## TASKS TO CARRY OUT
A - Please condense the paragraph of the Nova Heart playlist article that begins "Maybe that's why the band" into a short list that keeps its main facts.
B - In the Nova Heart playlist article, which publication called the band's sound "Music Karl Lagerfeld would be proud of"?
C - Reproduce the Nova Heart playlist article from "Nova Heart’s electropop" up to and including "in the city.", switching "club" to "dance floor".

## QUOTED PASSAGE
Playlist: Nova Heart – Dark, sexy, beautiful

Nova Heart’s electropop is dark, sexy and beautiful. “Music Karl Lagerfeld would be proud of”, was Vogue’s judgment of the Beijing band’s gloomy-glam sound. A judgment that BOX IN A SUITCASE can only support. In fact, Nova Heart can do much more than just glam.

Beautiful, sexy, dark. Picture: Nova Heart

Music for sleepless nights


Nova Heart’s music doesn’t belong in the club; it’s the soundtrack for your way home in the early morning hours after a night out. It’s the music for a walk along the transvestites’ strip. It reminds you that every high is followed by a low, that you pay a price for every pleasure – another thing the music shares with wild nights out in the city.

Maybe that’s why the band around the former MTV-starlet Helen Feng is gaining more and more fans in Europe: they’re surrounded by a sexy, wicked, yet aesthetic atmosphere. Or maybe it’s simply because they guarantee a theatrical stage show: perhaps the best way to describe their live performances is that they’re like a church service in which something goes terribly wrong.


Though infused with pop influences, Nova Heart’s music also has a certain melancholy, a certain mortality. The best example is the video to last year’s single “Lackluster No.”, in which Helen Feng arranges her grooming tools on a silver tray before applying her make-up, just like a surgeon arranges his instruments before an operation.

## PROVIDED DATA
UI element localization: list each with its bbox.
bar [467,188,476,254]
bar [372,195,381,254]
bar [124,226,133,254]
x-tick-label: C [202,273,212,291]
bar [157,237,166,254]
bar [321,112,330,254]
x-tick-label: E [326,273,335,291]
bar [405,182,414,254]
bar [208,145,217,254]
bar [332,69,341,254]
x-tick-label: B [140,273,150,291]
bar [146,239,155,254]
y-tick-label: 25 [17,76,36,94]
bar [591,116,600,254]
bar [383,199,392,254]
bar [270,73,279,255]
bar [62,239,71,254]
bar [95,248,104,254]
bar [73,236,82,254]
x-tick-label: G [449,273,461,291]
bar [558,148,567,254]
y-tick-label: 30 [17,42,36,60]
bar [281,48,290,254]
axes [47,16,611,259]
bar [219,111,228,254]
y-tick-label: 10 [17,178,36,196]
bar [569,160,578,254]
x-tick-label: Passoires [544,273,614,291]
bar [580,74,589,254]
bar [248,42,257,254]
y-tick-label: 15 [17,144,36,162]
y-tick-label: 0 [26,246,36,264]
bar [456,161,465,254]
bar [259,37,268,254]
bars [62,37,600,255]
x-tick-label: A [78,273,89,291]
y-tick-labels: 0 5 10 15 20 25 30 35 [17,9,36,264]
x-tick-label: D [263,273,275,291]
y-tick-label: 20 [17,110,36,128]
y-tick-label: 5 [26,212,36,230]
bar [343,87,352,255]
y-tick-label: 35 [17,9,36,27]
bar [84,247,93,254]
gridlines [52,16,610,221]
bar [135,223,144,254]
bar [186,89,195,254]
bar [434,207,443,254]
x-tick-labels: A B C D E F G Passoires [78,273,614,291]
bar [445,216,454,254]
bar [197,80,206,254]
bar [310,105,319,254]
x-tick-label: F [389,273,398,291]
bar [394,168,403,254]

## SOLVED TASKS
A -
- The band, fronted by former MTV starlet Helen Feng, is gaining more and more fans in Europe.
- One possible reason is their sexy, wicked, yet aesthetic atmosphere.
- Another possible reason is their theatrical stage show, which is like a church service in which something goes terribly wrong.

B - Vogue.

C -
Nova Heart’s electropop is dark, sexy and beautiful. “Music Karl Lagerfeld would be proud of”, was Vogue’s judgment of the Beijing band’s gloomy-glam sound. A judgment that BOX IN A SUITCASE can only support. In fact, Nova Heart can do much more than just glam.

Beautiful, sexy, dark. Picture: Nova Heart

Music for sleepless nights


Nova Heart’s music doesn’t belong in the dance floor; it’s the soundtrack for your way home in the early morning hours after a night out. It’s the music for a walk along the transvestites’ strip. It reminds you that every high is followed by a low, that you pay a price for every pleasure – another thing the music shares with wild nights out in the city.